■ Directive: Do not carry the pictures over; copy every other part of the entries exactly.

■ Task data:
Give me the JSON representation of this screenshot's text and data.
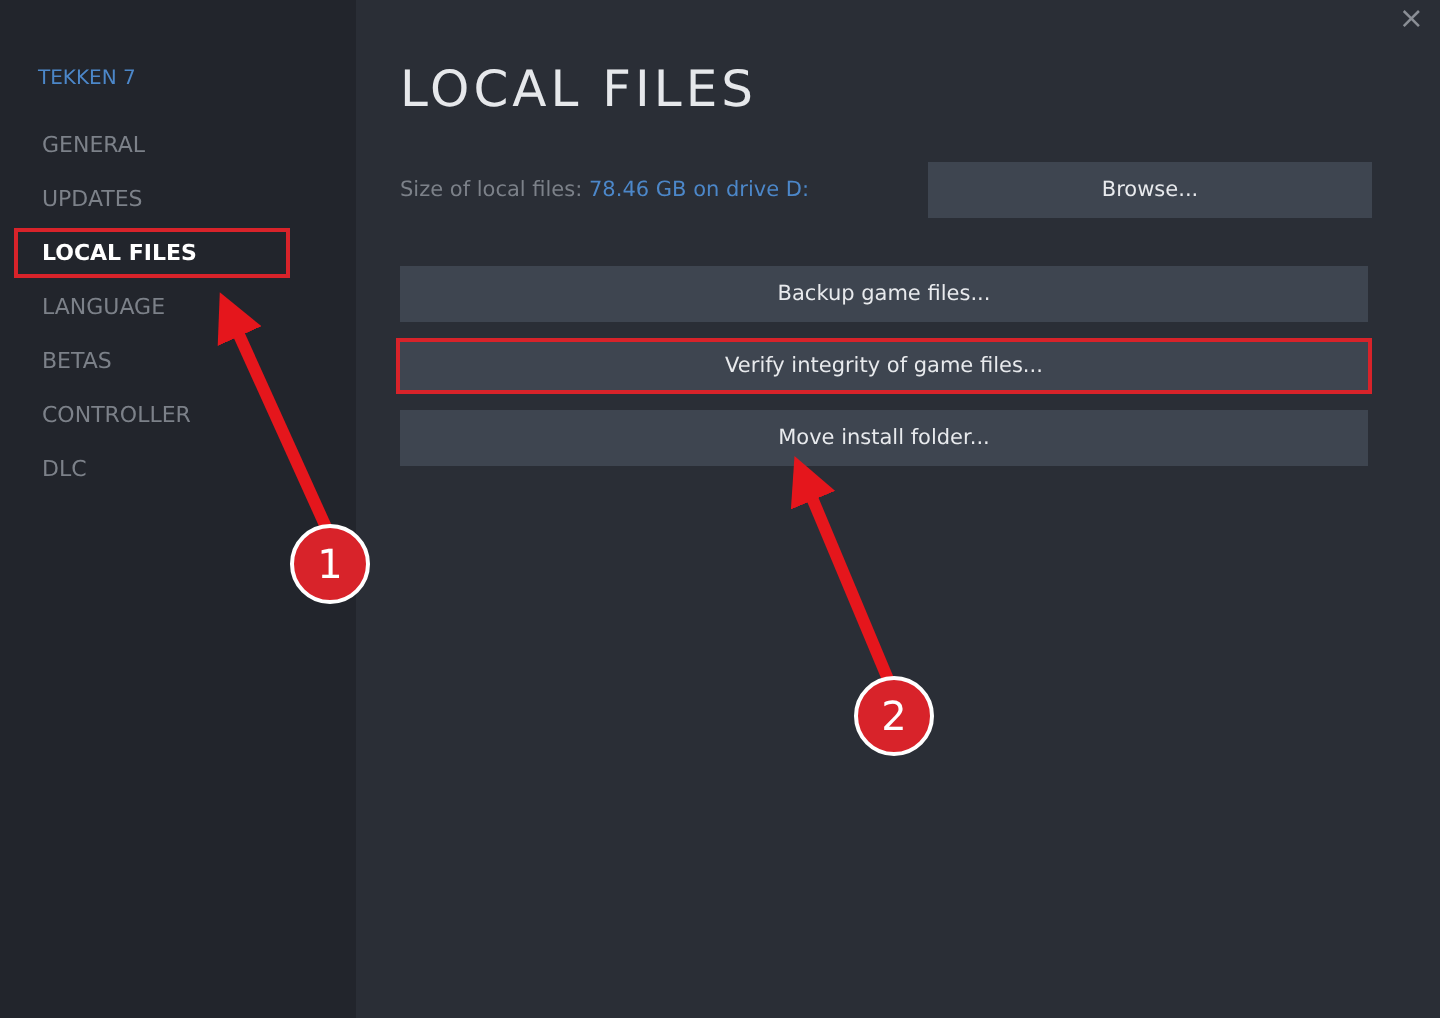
{
  "window": {
    "close": "×"
  },
  "sidebar": {
    "game": "TEKKEN 7",
    "items": [
      {
        "label": "GENERAL",
        "selected": false
      },
      {
        "label": "UPDATES",
        "selected": false
      },
      {
        "label": "LOCAL FILES",
        "selected": true
      },
      {
        "label": "LANGUAGE",
        "selected": false
      },
      {
        "label": "BETAS",
        "selected": false
      },
      {
        "label": "CONTROLLER",
        "selected": false
      },
      {
        "label": "DLC",
        "selected": false
      }
    ]
  },
  "main": {
    "title": "LOCAL FILES",
    "size_label": "Size of local files:",
    "size_value": "78.46 GB on drive D:",
    "browse": "Browse...",
    "buttons": [
      {
        "label": "Backup game files...",
        "highlighted": false
      },
      {
        "label": "Verify integrity of game files...",
        "highlighted": true
      },
      {
        "label": "Move install folder...",
        "highlighted": false
      }
    ]
  },
  "annotations": [
    {
      "number": "1"
    },
    {
      "number": "2"
    }
  ]
}
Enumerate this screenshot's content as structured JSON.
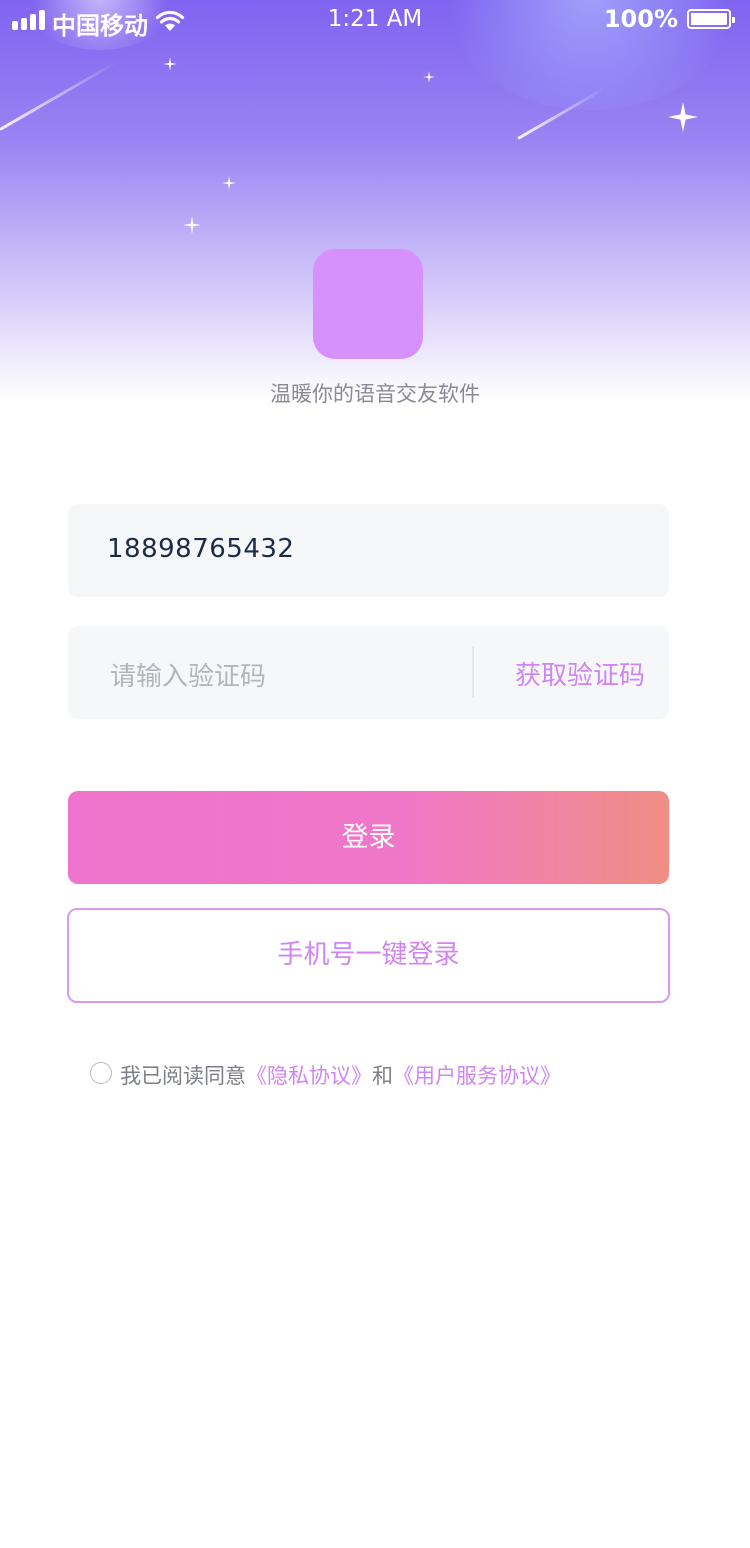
{
  "status_bar": {
    "carrier": "中国移动",
    "time": "1:21 AM",
    "battery": "100%"
  },
  "app": {
    "slogan": "温暖你的语音交友软件"
  },
  "form": {
    "phone_value": "18898765432",
    "code_placeholder": "请输入验证码",
    "get_code_label": "获取验证码"
  },
  "buttons": {
    "login": "登录",
    "one_key_login": "手机号一键登录"
  },
  "agreement": {
    "prefix": "我已阅读同意",
    "privacy": "《隐私协议》",
    "and": "和",
    "service": "《用户服务协议》"
  },
  "colors": {
    "accent": "#d185f3",
    "login_gradient_start": "#ee74cd",
    "login_gradient_end": "#f08e84",
    "logo": "#d691fd"
  },
  "icons": [
    "signal-icon",
    "wifi-icon",
    "battery-icon",
    "sparkle-icon",
    "radio-unchecked-icon"
  ]
}
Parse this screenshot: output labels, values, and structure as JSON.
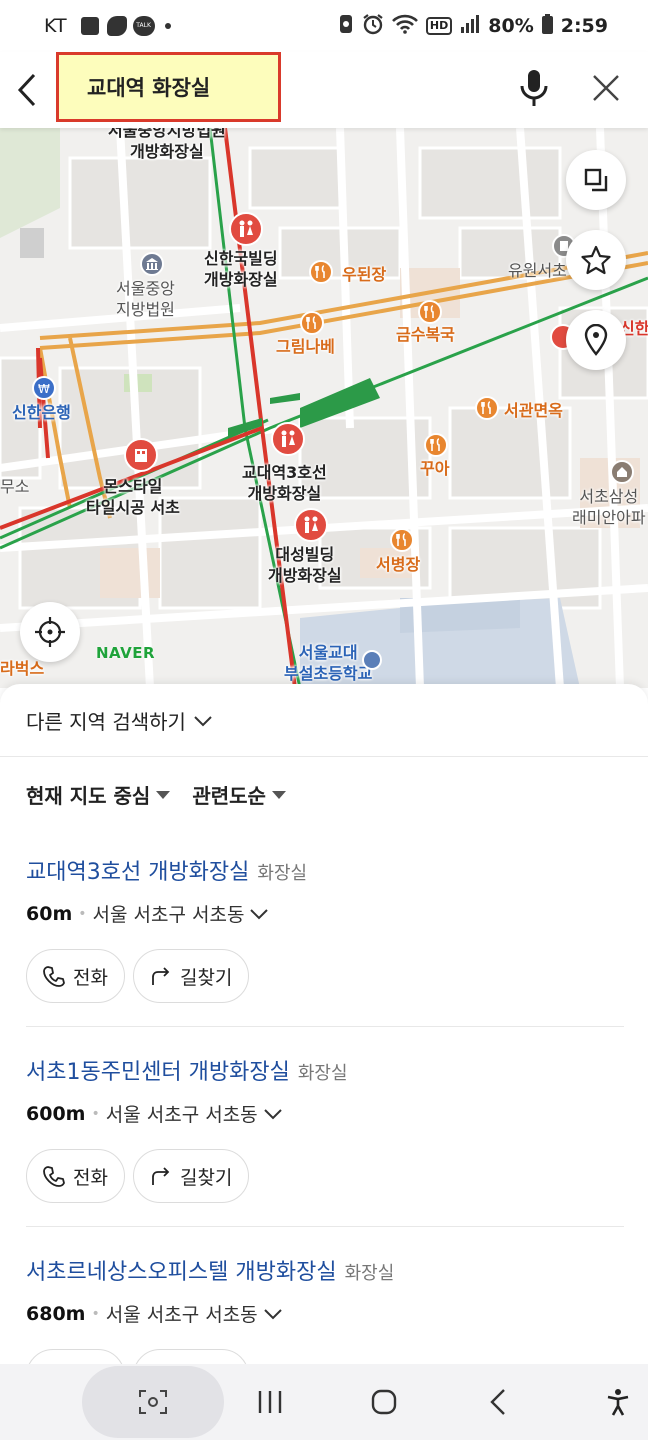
{
  "status_bar": {
    "carrier": "KT",
    "talk_badge": "TALK",
    "battery": "80%",
    "time": "2:59",
    "hd_badge": "HD"
  },
  "search": {
    "query": "교대역 화장실"
  },
  "map": {
    "labels": {
      "court_restroom": "서울중앙지방법원\n개방화장실",
      "shinhan_building": "신한국빌딩\n개방화장실",
      "woodoenjang": "우된장",
      "court": "서울중앙\n지방법원",
      "grimnabe": "그림나베",
      "geumsubokguk": "금수복국",
      "yuwon": "유원서초",
      "shinhan_bank": "신한은행",
      "seogwan": "서관면옥",
      "kkua": "꾸아",
      "gyodae_station": "교대역3호선\n개방화장실",
      "monstyle": "몬스타일\n타일시공 서초",
      "office": "무소",
      "seocho_raemian": "서초삼성\n래미안아파",
      "daesung": "대성빌딩\n개방화장실",
      "seobyeongjang": "서병장",
      "school": "서울교대\n부설초등학교",
      "starbucks": "라벅스",
      "shinhan_right": "신한"
    },
    "logo": "NAVER"
  },
  "sheet": {
    "other_region": "다른 지역 검색하기",
    "filter_center": "현재 지도 중심",
    "filter_sort": "관련도순",
    "call_label": "전화",
    "route_label": "길찾기",
    "results": [
      {
        "name": "교대역3호선 개방화장실",
        "category": "화장실",
        "distance": "60m",
        "address": "서울 서초구 서초동"
      },
      {
        "name": "서초1동주민센터 개방화장실",
        "category": "화장실",
        "distance": "600m",
        "address": "서울 서초구 서초동"
      },
      {
        "name": "서초르네상스오피스텔 개방화장실",
        "category": "화장실",
        "distance": "680m",
        "address": "서울 서초구 서초동"
      }
    ]
  },
  "colors": {
    "link_blue": "#1f4e9e",
    "highlight_yellow": "#fdfdbc",
    "highlight_border": "#d93a2b",
    "pin_red": "#e14b40",
    "pin_orange": "#e8862f",
    "naver_green": "#1fa33a"
  }
}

■ Solution to this task:
Give me the JSON representation of this screenshot's text and data.
{
  "window": {
    "close": "×"
  },
  "sidebar": {
    "game": "TEKKEN 7",
    "items": [
      {
        "label": "GENERAL",
        "selected": false
      },
      {
        "label": "UPDATES",
        "selected": false
      },
      {
        "label": "LOCAL FILES",
        "selected": true
      },
      {
        "label": "LANGUAGE",
        "selected": false
      },
      {
        "label": "BETAS",
        "selected": false
      },
      {
        "label": "CONTROLLER",
        "selected": false
      },
      {
        "label": "DLC",
        "selected": false
      }
    ]
  },
  "main": {
    "title": "LOCAL FILES",
    "size_label": "Size of local files:",
    "size_value": "78.46 GB on drive D:",
    "browse": "Browse...",
    "buttons": [
      {
        "label": "Backup game files...",
        "highlighted": false
      },
      {
        "label": "Verify integrity of game files...",
        "highlighted": true
      },
      {
        "label": "Move install folder...",
        "highlighted": false
      }
    ]
  },
  "annotations": [
    {
      "number": "1"
    },
    {
      "number": "2"
    }
  ]
}
Enumerate this screenshot's content as structured JSON.
{
  "status_bar": {
    "carrier": "中国移动",
    "time": "1:21 AM",
    "battery": "100%"
  },
  "app": {
    "slogan": "温暖你的语音交友软件"
  },
  "form": {
    "phone_value": "18898765432",
    "code_placeholder": "请输入验证码",
    "get_code_label": "获取验证码"
  },
  "buttons": {
    "login": "登录",
    "one_key_login": "手机号一键登录"
  },
  "agreement": {
    "prefix": "我已阅读同意",
    "privacy": "《隐私协议》",
    "and": "和",
    "service": "《用户服务协议》"
  },
  "colors": {
    "accent": "#d185f3",
    "login_gradient_start": "#ee74cd",
    "login_gradient_end": "#f08e84",
    "logo": "#d691fd"
  },
  "icons": [
    "signal-icon",
    "wifi-icon",
    "battery-icon",
    "sparkle-icon",
    "radio-unchecked-icon"
  ]
}
Parse this screenshot: output labels, values, and structure as JSON.
{
  "status_bar": {
    "carrier": "KT",
    "talk_badge": "TALK",
    "battery": "80%",
    "time": "2:59",
    "hd_badge": "HD"
  },
  "search": {
    "query": "교대역 화장실"
  },
  "map": {
    "labels": {
      "court_restroom": "서울중앙지방법원\n개방화장실",
      "shinhan_building": "신한국빌딩\n개방화장실",
      "woodoenjang": "우된장",
      "court": "서울중앙\n지방법원",
      "grimnabe": "그림나베",
      "geumsubokguk": "금수복국",
      "yuwon": "유원서초",
      "shinhan_bank": "신한은행",
      "seogwan": "서관면옥",
      "kkua": "꾸아",
      "gyodae_station": "교대역3호선\n개방화장실",
      "monstyle": "몬스타일\n타일시공 서초",
      "office": "무소",
      "seocho_raemian": "서초삼성\n래미안아파",
      "daesung": "대성빌딩\n개방화장실",
      "seobyeongjang": "서병장",
      "school": "서울교대\n부설초등학교",
      "starbucks": "라벅스",
      "shinhan_right": "신한"
    },
    "logo": "NAVER"
  },
  "sheet": {
    "other_region": "다른 지역 검색하기",
    "filter_center": "현재 지도 중심",
    "filter_sort": "관련도순",
    "call_label": "전화",
    "route_label": "길찾기",
    "results": [
      {
        "name": "교대역3호선 개방화장실",
        "category": "화장실",
        "distance": "60m",
        "address": "서울 서초구 서초동"
      },
      {
        "name": "서초1동주민센터 개방화장실",
        "category": "화장실",
        "distance": "600m",
        "address": "서울 서초구 서초동"
      },
      {
        "name": "서초르네상스오피스텔 개방화장실",
        "category": "화장실",
        "distance": "680m",
        "address": "서울 서초구 서초동"
      }
    ]
  },
  "colors": {
    "link_blue": "#1f4e9e",
    "highlight_yellow": "#fdfdbc",
    "highlight_border": "#d93a2b",
    "pin_red": "#e14b40",
    "pin_orange": "#e8862f",
    "naver_green": "#1fa33a"
  }
}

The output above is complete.